Find each line with the string "words" and copy it.

[Items listed in a dataset]
(begin)
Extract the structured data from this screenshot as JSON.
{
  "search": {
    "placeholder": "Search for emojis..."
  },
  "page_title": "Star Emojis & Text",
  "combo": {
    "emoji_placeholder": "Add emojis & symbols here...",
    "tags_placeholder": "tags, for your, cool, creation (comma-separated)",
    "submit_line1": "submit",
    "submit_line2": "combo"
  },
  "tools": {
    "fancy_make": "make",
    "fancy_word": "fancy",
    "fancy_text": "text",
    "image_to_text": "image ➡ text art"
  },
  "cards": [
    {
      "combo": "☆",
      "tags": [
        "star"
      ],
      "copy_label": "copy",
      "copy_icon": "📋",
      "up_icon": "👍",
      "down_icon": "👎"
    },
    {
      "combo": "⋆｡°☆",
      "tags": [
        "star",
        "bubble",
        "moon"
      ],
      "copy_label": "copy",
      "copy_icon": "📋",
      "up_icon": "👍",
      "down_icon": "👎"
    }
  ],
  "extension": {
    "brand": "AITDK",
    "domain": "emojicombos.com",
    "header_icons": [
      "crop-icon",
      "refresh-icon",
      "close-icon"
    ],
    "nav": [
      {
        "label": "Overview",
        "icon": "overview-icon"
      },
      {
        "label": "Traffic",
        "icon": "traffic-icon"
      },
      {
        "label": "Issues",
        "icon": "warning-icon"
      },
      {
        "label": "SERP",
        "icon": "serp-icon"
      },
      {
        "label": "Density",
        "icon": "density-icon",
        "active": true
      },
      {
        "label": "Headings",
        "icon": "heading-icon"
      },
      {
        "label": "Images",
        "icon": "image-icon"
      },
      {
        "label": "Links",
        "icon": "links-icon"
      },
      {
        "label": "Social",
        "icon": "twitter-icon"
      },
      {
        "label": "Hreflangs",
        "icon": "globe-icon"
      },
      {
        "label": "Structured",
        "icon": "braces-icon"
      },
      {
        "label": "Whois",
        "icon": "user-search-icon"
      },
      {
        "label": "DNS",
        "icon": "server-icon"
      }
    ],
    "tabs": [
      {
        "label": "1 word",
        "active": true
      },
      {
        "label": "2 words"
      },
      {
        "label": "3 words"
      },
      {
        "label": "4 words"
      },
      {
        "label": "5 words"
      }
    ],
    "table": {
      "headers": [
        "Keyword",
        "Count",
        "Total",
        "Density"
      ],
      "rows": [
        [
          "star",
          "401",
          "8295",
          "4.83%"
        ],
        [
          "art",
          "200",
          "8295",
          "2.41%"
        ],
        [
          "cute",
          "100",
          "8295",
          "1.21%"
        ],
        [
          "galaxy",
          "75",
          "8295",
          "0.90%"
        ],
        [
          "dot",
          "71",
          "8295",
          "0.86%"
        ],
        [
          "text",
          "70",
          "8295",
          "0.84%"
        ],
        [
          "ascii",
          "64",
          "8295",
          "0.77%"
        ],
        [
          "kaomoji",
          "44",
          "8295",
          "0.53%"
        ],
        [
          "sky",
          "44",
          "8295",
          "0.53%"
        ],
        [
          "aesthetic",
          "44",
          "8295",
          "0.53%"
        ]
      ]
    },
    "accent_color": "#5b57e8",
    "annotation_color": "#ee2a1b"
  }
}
(end)
* _FINAL ANSWER_:
        "label": "2 words"
        "label": "3 words"
        "label": "4 words"
        "label": "5 words"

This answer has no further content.